*Problem description*.
Out of the lines below, please list those that hold the string "this".

(Dataset items)
= = =
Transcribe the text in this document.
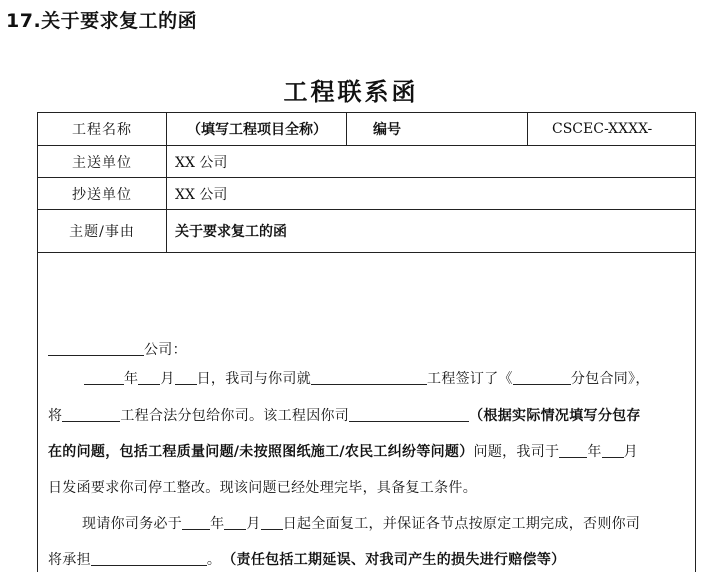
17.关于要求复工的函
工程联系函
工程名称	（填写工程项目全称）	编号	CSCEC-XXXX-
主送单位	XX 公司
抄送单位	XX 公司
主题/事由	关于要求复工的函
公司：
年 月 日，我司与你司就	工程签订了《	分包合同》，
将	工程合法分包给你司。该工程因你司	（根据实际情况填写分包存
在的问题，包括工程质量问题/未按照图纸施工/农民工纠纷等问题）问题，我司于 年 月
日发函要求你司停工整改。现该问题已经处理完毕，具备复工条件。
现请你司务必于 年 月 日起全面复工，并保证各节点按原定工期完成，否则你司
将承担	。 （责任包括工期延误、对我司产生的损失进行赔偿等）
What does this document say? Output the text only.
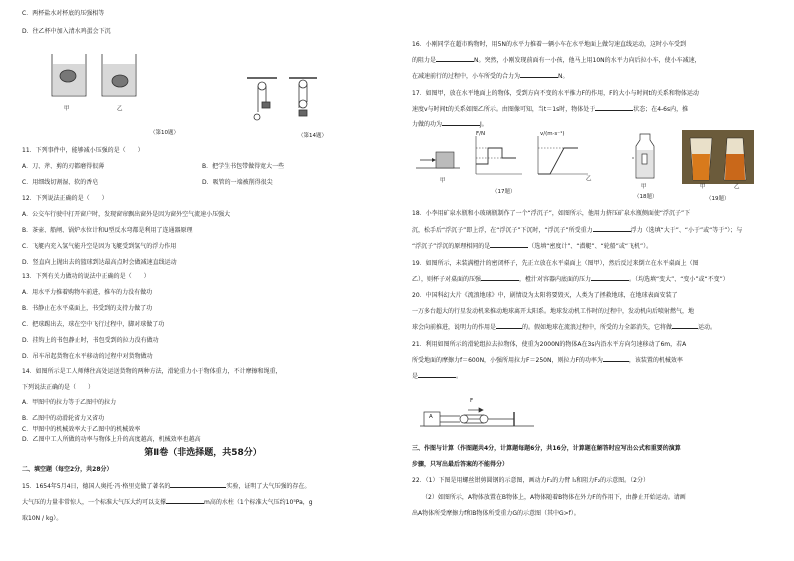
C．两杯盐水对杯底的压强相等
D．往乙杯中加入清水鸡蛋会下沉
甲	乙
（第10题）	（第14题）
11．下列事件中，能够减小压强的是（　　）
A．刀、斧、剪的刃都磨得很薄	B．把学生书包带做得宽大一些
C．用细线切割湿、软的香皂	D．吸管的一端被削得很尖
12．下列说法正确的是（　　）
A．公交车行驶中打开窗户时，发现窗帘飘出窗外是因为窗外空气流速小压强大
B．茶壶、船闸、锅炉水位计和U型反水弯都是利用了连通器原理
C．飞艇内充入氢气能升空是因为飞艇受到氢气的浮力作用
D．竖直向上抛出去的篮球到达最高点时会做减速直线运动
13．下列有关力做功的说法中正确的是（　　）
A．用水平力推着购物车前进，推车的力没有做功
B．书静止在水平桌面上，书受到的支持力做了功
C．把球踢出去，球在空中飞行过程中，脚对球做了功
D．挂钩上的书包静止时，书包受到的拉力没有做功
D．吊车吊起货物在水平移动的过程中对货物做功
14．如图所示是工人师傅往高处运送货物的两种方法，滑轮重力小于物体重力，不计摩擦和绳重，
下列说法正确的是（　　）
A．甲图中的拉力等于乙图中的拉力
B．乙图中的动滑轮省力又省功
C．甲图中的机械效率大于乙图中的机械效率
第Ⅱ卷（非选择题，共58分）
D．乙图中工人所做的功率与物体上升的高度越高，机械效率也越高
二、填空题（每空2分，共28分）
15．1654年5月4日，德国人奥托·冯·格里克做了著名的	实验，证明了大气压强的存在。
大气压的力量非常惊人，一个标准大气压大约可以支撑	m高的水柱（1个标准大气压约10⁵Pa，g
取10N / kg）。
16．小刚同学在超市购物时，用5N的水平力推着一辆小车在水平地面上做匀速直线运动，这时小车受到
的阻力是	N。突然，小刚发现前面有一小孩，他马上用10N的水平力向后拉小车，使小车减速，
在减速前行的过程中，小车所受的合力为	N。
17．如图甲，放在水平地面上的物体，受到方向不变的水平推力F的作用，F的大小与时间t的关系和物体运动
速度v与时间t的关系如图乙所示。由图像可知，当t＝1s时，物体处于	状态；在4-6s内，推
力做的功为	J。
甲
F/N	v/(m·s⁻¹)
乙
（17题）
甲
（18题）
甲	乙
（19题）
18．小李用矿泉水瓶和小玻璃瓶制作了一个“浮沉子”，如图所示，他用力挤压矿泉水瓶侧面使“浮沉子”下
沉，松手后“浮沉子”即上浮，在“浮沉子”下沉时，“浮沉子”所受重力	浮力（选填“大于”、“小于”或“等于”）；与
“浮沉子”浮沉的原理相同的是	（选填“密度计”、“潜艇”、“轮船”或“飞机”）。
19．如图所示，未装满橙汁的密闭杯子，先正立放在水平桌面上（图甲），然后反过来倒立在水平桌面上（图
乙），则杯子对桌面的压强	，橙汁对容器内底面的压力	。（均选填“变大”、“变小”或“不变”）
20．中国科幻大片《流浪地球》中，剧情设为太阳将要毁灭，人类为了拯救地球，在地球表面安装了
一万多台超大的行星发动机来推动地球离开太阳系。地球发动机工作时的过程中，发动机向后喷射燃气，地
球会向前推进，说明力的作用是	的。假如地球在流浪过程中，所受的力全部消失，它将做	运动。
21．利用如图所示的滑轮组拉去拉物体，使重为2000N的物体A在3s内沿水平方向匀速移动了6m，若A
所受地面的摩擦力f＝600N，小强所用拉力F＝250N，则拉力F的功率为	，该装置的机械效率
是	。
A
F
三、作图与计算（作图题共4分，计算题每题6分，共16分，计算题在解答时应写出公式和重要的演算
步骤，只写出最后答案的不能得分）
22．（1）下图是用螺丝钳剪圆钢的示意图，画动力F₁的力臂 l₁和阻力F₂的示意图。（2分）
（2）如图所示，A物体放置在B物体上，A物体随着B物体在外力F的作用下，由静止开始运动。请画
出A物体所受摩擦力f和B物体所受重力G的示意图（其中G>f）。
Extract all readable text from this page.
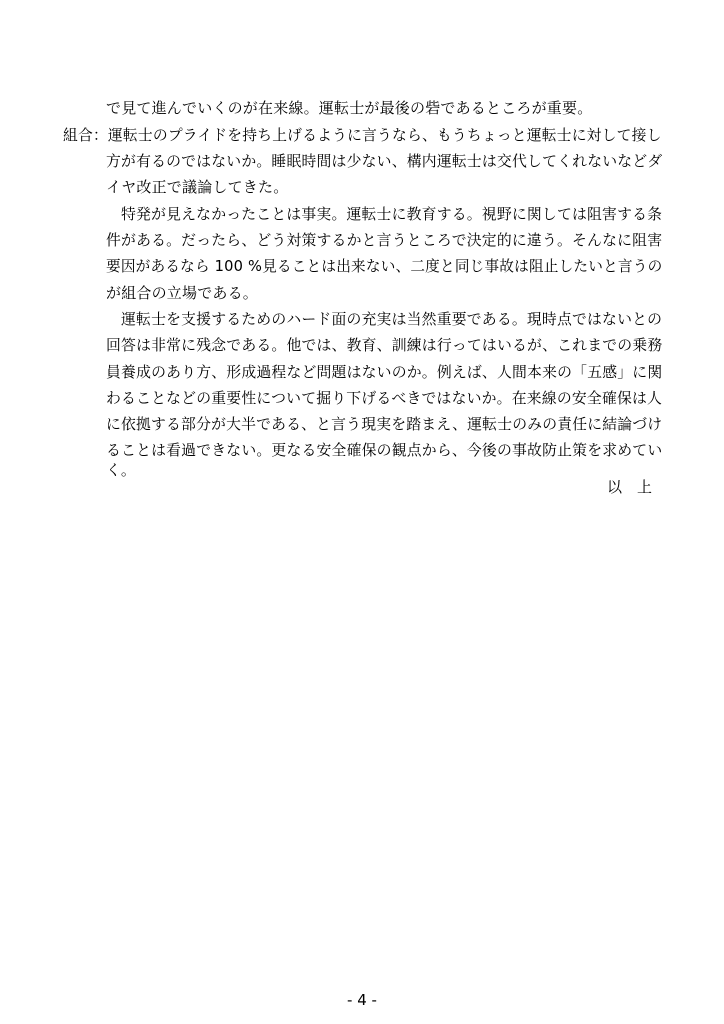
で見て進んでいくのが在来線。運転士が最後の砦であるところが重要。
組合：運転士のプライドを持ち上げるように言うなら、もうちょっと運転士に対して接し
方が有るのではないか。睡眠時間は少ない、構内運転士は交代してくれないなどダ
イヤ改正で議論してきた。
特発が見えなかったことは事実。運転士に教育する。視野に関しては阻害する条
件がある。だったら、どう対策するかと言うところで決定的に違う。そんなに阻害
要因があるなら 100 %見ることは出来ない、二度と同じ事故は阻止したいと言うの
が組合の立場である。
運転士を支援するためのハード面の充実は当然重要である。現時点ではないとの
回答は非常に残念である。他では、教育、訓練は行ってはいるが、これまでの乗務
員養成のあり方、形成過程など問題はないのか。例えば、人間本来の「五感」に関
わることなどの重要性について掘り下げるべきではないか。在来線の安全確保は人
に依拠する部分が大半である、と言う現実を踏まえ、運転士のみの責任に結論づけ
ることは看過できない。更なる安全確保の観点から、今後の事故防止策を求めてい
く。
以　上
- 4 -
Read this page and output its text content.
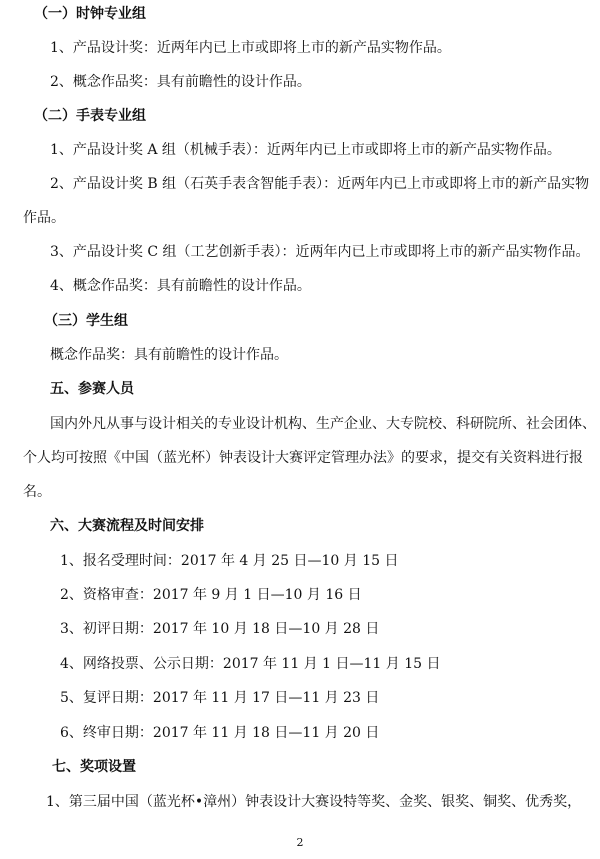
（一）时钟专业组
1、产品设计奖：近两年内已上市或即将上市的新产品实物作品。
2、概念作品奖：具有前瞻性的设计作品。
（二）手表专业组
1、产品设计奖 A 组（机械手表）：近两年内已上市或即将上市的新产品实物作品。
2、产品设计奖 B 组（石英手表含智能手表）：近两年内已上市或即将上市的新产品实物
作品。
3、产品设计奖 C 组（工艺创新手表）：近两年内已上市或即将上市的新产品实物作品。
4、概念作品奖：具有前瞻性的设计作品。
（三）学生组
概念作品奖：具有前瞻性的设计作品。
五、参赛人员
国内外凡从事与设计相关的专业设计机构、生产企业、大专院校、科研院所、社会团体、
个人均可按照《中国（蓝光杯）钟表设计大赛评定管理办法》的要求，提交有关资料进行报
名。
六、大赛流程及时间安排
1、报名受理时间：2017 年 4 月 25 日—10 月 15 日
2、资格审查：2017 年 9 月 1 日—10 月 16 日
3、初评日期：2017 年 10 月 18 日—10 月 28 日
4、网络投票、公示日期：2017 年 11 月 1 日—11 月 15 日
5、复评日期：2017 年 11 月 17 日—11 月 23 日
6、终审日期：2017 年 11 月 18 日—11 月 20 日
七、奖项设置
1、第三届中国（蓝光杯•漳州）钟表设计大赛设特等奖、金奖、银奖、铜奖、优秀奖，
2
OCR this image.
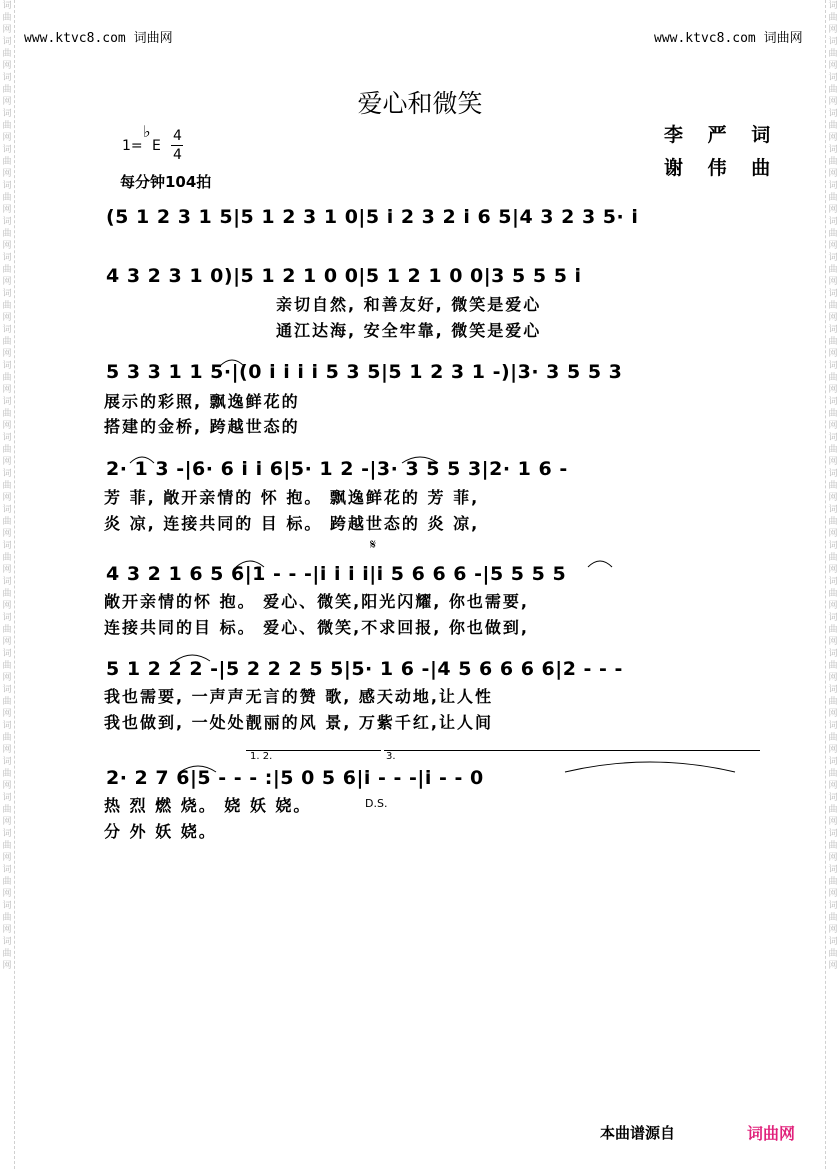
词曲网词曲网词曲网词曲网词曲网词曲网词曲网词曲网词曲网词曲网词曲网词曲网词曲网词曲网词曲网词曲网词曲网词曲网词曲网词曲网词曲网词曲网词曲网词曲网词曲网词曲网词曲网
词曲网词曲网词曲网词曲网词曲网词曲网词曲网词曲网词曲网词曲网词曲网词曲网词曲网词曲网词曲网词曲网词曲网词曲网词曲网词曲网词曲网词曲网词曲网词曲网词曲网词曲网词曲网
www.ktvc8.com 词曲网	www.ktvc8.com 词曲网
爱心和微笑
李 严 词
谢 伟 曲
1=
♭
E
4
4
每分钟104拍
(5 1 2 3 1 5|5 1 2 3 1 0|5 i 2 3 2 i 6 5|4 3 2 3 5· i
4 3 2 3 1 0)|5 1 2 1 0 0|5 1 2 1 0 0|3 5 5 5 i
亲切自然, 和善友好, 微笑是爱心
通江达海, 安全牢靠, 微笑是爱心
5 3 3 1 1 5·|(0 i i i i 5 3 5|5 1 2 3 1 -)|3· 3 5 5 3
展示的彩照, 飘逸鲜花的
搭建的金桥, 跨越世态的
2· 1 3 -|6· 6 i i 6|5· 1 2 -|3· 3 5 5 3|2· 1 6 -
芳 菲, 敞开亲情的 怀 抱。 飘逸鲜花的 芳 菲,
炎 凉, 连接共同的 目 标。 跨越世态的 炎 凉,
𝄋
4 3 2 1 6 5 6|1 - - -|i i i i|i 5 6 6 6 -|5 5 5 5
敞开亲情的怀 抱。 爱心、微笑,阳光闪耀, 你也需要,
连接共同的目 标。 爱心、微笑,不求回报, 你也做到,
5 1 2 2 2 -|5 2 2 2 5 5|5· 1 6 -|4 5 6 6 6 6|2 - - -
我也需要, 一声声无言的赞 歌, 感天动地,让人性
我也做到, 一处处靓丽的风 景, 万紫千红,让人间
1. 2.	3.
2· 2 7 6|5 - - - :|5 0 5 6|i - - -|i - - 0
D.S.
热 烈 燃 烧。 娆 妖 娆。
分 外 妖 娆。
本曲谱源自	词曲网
= = =
*Correct output*.
Transcribe the text in this document.
What does this document say? Output the text only.
Extract all readable text from this page.
Read this page and output its text content.
OCR this image.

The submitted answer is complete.